Wednesday, July 17, 2013

To Journal or Not to Journal

Here's a picture from a baseball game we played with the kids.
For the past week, I've been away on a missions trip of sorts. A team of twenty people from my church went to Manitoulin Island to run a day-camp on a native reserve. Despite some of my opinions on short-term mission trips, I felt this one was truly beneficial. In case anyone was wondering, that's where I've disappeared to these past few weeks. However the blog was not completely forgotten, I had some interesting writer-y thoughts on journaling while I was away, so a blog post was in order.



 I was introduced to journaling at a very young age, thanks to books like these:


I really don't like reading novels in diary format now-a-days (except for the Beka Cooper books by Tamora Pierce), but as a kid I ate those babies up. I must of read all of those Dear Canada books and the Royal Diaries ones. I think that reading those books is what subconsciously got me thinking so highly about journaling. At least that is my Freudian-esque theory on the matter.

Anyways, back to the present.

While we were away I took up journaling. Last year when I went on this same trip, I didn't write anything down except some half-hearted, vague scribbles of memories. I looked over that page that I wrote last year a few weeks ago and found that I couldn't even remember what half the references were to. So this time I resolved to journal in detail.

----------

■ **WHAT IS ASKED**:
1 - In the journaling post, where did the team from the church go to run a day-camp?
2 - Write the next part of the journaling post, picking up after its last sentence.
The items have nothing to do with the journaling post.

Items from a data source

----------

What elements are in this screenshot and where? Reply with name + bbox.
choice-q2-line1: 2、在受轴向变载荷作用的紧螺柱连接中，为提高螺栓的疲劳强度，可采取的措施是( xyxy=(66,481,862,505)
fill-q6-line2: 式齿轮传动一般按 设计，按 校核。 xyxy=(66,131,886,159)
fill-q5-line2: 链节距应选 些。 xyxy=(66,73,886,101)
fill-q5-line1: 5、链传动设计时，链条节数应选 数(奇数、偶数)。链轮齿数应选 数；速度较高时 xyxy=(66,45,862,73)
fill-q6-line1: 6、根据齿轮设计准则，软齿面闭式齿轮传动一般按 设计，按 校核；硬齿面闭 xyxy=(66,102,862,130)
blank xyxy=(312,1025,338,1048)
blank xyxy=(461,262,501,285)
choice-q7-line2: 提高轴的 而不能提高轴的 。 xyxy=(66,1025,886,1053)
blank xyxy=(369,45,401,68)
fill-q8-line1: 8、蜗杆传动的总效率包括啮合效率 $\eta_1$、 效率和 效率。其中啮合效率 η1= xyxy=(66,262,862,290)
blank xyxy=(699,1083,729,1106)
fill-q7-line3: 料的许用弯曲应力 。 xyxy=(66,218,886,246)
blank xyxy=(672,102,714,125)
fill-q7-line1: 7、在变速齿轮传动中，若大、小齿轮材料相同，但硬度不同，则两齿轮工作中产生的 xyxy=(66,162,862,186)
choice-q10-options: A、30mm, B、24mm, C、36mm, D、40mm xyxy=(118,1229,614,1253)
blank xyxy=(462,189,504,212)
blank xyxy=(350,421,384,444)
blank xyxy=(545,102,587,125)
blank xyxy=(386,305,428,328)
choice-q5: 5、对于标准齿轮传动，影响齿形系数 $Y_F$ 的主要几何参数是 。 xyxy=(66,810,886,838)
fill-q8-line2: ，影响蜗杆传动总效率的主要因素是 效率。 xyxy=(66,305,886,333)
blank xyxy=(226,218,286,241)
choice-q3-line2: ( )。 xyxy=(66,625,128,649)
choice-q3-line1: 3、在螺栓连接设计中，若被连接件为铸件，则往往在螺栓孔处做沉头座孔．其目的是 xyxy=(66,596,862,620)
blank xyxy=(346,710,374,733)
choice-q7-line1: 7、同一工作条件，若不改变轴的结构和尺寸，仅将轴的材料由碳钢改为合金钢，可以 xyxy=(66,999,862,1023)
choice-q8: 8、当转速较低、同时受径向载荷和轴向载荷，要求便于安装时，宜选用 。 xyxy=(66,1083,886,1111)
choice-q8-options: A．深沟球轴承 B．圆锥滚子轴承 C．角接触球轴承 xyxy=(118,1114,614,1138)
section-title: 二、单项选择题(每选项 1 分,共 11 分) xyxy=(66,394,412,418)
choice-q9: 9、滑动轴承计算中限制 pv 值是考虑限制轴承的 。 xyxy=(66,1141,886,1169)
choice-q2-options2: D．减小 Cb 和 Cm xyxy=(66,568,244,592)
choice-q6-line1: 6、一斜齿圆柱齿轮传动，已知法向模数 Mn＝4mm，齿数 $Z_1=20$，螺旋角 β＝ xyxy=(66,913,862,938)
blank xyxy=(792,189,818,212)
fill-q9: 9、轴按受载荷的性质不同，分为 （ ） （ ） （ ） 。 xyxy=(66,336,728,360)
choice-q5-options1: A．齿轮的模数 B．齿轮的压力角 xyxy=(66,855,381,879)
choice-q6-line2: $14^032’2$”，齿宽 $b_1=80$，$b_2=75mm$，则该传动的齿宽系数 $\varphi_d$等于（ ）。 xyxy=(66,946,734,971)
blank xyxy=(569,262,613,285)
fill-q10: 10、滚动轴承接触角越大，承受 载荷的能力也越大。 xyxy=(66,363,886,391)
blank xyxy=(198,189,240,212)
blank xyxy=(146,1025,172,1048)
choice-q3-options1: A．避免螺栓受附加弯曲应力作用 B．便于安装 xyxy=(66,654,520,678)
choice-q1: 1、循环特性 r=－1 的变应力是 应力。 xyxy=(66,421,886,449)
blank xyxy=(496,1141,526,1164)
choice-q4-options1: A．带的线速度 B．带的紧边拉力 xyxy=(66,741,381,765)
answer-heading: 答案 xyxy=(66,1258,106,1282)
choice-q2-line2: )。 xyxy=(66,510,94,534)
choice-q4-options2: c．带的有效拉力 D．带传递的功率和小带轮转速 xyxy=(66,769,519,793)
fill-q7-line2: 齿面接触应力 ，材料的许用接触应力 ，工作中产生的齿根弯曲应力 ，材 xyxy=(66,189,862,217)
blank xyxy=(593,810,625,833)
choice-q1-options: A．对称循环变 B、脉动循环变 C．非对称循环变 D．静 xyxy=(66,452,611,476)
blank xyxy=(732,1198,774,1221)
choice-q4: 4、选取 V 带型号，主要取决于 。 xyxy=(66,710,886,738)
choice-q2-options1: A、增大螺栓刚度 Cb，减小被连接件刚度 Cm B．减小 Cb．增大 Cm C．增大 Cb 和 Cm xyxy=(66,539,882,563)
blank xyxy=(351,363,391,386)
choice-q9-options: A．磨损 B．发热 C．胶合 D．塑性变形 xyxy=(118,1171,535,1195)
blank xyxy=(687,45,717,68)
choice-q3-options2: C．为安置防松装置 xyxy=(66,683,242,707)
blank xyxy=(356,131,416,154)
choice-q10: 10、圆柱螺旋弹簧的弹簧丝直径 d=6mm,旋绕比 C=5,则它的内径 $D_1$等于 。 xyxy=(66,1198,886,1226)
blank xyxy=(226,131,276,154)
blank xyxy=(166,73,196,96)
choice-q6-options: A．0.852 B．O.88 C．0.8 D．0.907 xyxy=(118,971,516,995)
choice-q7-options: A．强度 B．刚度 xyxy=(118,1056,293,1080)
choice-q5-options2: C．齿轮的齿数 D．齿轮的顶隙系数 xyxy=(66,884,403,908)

----------

■ **ANSWERS BELOW**:
1 - They went to a native reserve on Manitoulin Island.

2 -
However, my plan was met with a few obstacles. The main one being time. I learned very quickly that "journaling in detail" takes significant time set aside each day, not just a few minutes in the tent before going to sleep at night. If you've ever been away with twenty (or even two!) people for a week, I'm sure you know how distracting (in the best way possible, of course) their presence can be to any writing you may want to do.

Here's the real question of this post:

Is journaling really worth it?

In short, yes, I believe it is.

Here's my new-found policy on journaling.

I will not journal everyday. I have in the past, for a few weeks at a time, but I usually end up failing miserably. I feel good about my decision not to journal everyday, because to be honest, I don't want to remember every little detail of my life. Especially since I know that I would mostly be complaining about whatever irks me that day. It's usually better to just let minor annoyances pass by me as they come, instead of dredging them up every night in my journal. Also, it'd get kind of boring after awhile.

Dear Diary,
Today I had PB and J for breakfast. Then I went to work. No creepy customers today. Ate supper, came home and watched an episode of Suits. Speaking of which, I still need to finish watching Merlin before stuff on Pinterest spoils the last season for me. Read my book and went to bed. 
That's all for now,
Sunny

BORING. I know that journaling is supposed to be deeper than that, but sometimes by brain can't handle being deep. Which is why I've adapted this system...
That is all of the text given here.